Directions: Send back all the data below, exactly as given.

* start *

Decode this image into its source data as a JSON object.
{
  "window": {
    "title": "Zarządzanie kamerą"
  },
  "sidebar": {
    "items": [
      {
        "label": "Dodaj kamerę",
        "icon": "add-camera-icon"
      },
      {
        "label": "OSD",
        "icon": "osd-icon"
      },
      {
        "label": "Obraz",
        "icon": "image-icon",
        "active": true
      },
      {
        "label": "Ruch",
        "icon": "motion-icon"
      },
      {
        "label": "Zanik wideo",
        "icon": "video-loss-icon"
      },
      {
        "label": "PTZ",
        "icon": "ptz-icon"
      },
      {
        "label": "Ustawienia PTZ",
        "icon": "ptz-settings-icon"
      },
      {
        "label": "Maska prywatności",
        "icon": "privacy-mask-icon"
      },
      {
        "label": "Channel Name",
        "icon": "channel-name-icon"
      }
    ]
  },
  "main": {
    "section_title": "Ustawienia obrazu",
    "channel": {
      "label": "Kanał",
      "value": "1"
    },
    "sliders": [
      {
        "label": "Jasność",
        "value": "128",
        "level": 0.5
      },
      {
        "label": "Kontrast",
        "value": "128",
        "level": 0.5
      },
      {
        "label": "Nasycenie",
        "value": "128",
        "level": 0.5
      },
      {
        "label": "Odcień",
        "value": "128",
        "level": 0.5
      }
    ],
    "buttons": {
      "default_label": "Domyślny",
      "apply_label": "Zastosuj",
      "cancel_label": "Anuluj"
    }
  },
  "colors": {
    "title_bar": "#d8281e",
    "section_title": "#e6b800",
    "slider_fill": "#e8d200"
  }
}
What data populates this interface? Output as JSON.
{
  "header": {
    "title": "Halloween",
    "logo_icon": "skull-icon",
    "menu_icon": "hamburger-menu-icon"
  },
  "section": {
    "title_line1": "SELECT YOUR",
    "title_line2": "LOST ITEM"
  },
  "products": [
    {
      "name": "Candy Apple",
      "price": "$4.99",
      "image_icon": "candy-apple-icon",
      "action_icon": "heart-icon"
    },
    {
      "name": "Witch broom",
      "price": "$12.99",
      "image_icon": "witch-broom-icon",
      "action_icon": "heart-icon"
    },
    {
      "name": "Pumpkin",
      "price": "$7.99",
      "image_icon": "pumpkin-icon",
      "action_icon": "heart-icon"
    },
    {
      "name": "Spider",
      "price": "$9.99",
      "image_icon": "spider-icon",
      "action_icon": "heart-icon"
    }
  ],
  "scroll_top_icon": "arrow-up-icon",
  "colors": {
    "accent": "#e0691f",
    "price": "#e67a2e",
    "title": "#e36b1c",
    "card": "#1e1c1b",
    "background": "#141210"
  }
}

* end *

Answer to this exercise:
Decode this image into its source data as a JSON object.
{
  "window": {
    "title": "Zarządzanie kamerą"
  },
  "sidebar": {
    "items": [
      {
        "label": "Dodaj kamerę",
        "icon": "add-camera-icon"
      },
      {
        "label": "OSD",
        "icon": "osd-icon"
      },
      {
        "label": "Obraz",
        "icon": "image-icon",
        "active": true
      },
      {
        "label": "Ruch",
        "icon": "motion-icon"
      },
      {
        "label": "Zanik wideo",
        "icon": "video-loss-icon"
      },
      {
        "label": "PTZ",
        "icon": "ptz-icon"
      },
      {
        "label": "Ustawienia PTZ",
        "icon": "ptz-settings-icon"
      },
      {
        "label": "Maska prywatności",
        "icon": "privacy-mask-icon"
      },
      {
        "label": "Channel Name",
        "icon": "channel-name-icon"
      }
    ]
  },
  "main": {
    "section_title": "Ustawienia obrazu",
    "channel": {
      "label": "Kanał",
      "value": "1"
    },
    "sliders": [
      {
        "label": "Jasność",
        "value": "128",
        "level": 0.5
      },
      {
        "label": "Kontrast",
        "value": "128",
        "level": 0.5
      },
      {
        "label": "Nasycenie",
        "value": "128",
        "level": 0.5
      },
      {
        "label": "Odcień",
        "value": "128",
        "level": 0.5
      }
    ],
    "buttons": {
      "default_label": "Domyślny",
      "apply_label": "Zastosuj",
      "cancel_label": "Anuluj"
    }
  },
  "colors": {
    "title_bar": "#d8281e",
    "section_title": "#e6b800",
    "slider_fill": "#e8d200"
  }
}
What data populates this interface? Output as JSON.
{
  "header": {
    "title": "Halloween",
    "logo_icon": "skull-icon",
    "menu_icon": "hamburger-menu-icon"
  },
  "section": {
    "title_line1": "SELECT YOUR",
    "title_line2": "LOST ITEM"
  },
  "products": [
    {
      "name": "Candy Apple",
      "price": "$4.99",
      "image_icon": "candy-apple-icon",
      "action_icon": "heart-icon"
    },
    {
      "name": "Witch broom",
      "price": "$12.99",
      "image_icon": "witch-broom-icon",
      "action_icon": "heart-icon"
    },
    {
      "name": "Pumpkin",
      "price": "$7.99",
      "image_icon": "pumpkin-icon",
      "action_icon": "heart-icon"
    },
    {
      "name": "Spider",
      "price": "$9.99",
      "image_icon": "spider-icon",
      "action_icon": "heart-icon"
    }
  ],
  "scroll_top_icon": "arrow-up-icon",
  "colors": {
    "accent": "#e0691f",
    "price": "#e67a2e",
    "title": "#e36b1c",
    "card": "#1e1c1b",
    "background": "#141210"
  }
}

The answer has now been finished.